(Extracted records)
● ● ● ●
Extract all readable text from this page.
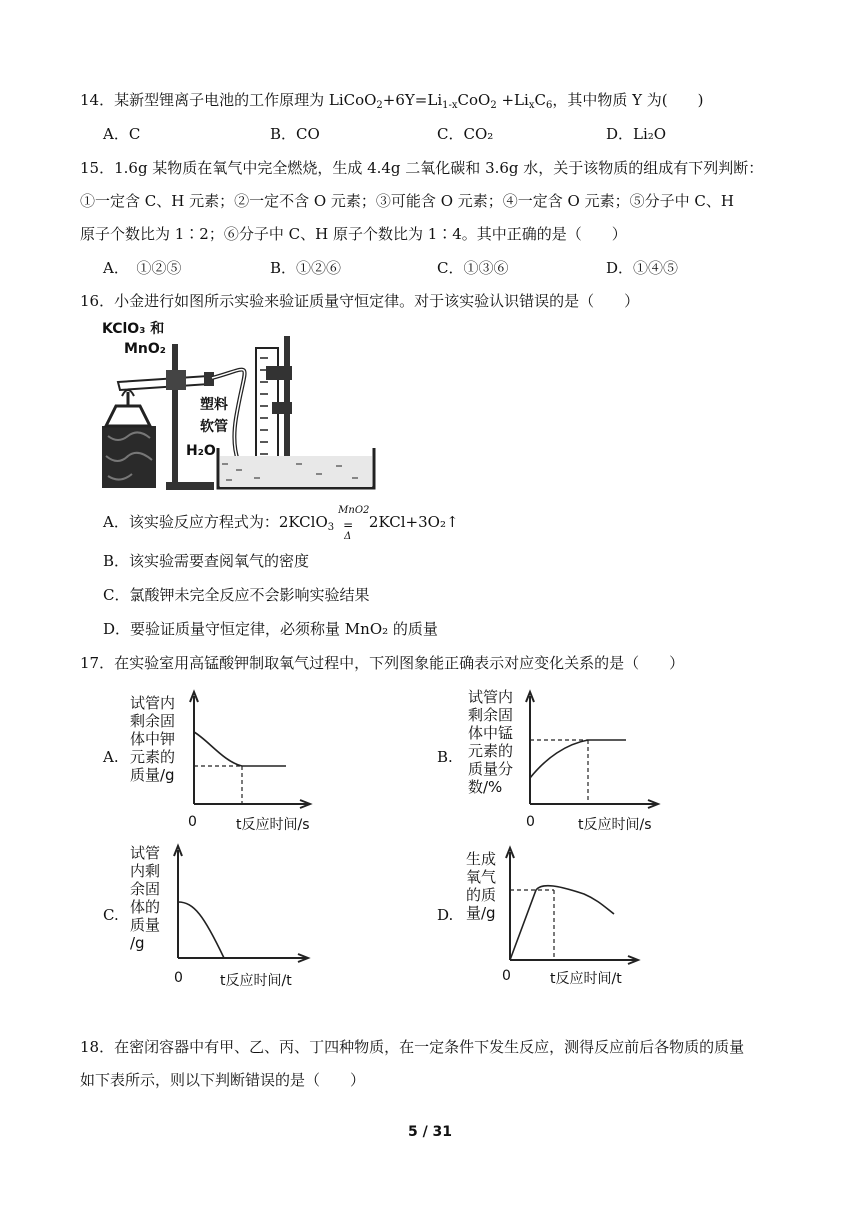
14．某新型锂离子电池的工作原理为 $LiCoO_2+6Y=Li_{1-x}CoO_2 +Li_xC_6$，其中物质 Y 为(　　)
A．C	B．CO	C．CO₂	D．Li₂O
15．1.6g 某物质在氧气中完全燃烧，生成 4.4g 二氧化碳和 3.6g 水，关于该物质的组成有下列判断：
①一定含 C、H 元素；②一定不含 O 元素；③可能含 O 元素；④一定含 O 元素；⑤分子中 C、H
原子个数比为 1∶2；⑥分子中 C、H 原子个数比为 1∶4。其中正确的是（　　）
A．　①②⑤	B．①②⑥	C．①③⑥	D．①④⑤
16．小金进行如图所示实验来验证质量守恒定律。对于该实验认识错误的是（　　）
KClO₃ 和
MnO₂
塑料
软管
H₂O
A．该实验反应方程式为：2KClO$_3$
MnO2
=
Δ
2KCl+3O₂↑
B．该实验需要查阅氧气的密度
C．氯酸钾未完全反应不会影响实验结果
D．要验证质量守恒定律，必须称量 MnO₂ 的质量
17．在实验室用高锰酸钾制取氧气过程中，下列图象能正确表示对应变化关系的是（　　）
A.
试管内
剩余固
体中钾
元素的
质量/g
0	t反应时间/s
B.
试管内
剩余固
体中锰
元素的
质量分
数/%
0	t反应时间/s
C.
试管
内剩
余固
体的
质量
/g
0	t反应时间/t
D.
生成
氧气
的质
量/g
0	t反应时间/t
18．在密闭容器中有甲、乙、丙、丁四种物质，在一定条件下发生反应，测得反应前后各物质的质量
如下表所示，则以下判断错误的是（　　）
5 / 31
● ● ● ●
§ Task prompt
Write out the listing above again, exactly, but with no pictures in the copy.

§ The reply
Extract all readable text from this page.
14．某新型锂离子电池的工作原理为 $LiCoO_2+6Y=Li_{1-x}CoO_2 +Li_xC_6$，其中物质 Y 为(　　)
A．C	B．CO	C．CO₂	D．Li₂O
15．1.6g 某物质在氧气中完全燃烧，生成 4.4g 二氧化碳和 3.6g 水，关于该物质的组成有下列判断：
①一定含 C、H 元素；②一定不含 O 元素；③可能含 O 元素；④一定含 O 元素；⑤分子中 C、H
原子个数比为 1∶2；⑥分子中 C、H 原子个数比为 1∶4。其中正确的是（　　）
A．　①②⑤	B．①②⑥	C．①③⑥	D．①④⑤
16．小金进行如图所示实验来验证质量守恒定律。对于该实验认识错误的是（　　）
KClO₃ 和
MnO₂
塑料
软管
H₂O
A．该实验反应方程式为：2KClO$_3$
MnO2
=
Δ
2KCl+3O₂↑
B．该实验需要查阅氧气的密度
C．氯酸钾未完全反应不会影响实验结果
D．要验证质量守恒定律，必须称量 MnO₂ 的质量
17．在实验室用高锰酸钾制取氧气过程中，下列图象能正确表示对应变化关系的是（　　）
A.
试管内
剩余固
体中钾
元素的
质量/g
0	t反应时间/s
B.
试管内
剩余固
体中锰
元素的
质量分
数/%
0	t反应时间/s
C.
试管
内剩
余固
体的
质量
/g
0	t反应时间/t
D.
生成
氧气
的质
量/g
0	t反应时间/t
18．在密闭容器中有甲、乙、丙、丁四种物质，在一定条件下发生反应，测得反应前后各物质的质量
如下表所示，则以下判断错误的是（　　）
5 / 31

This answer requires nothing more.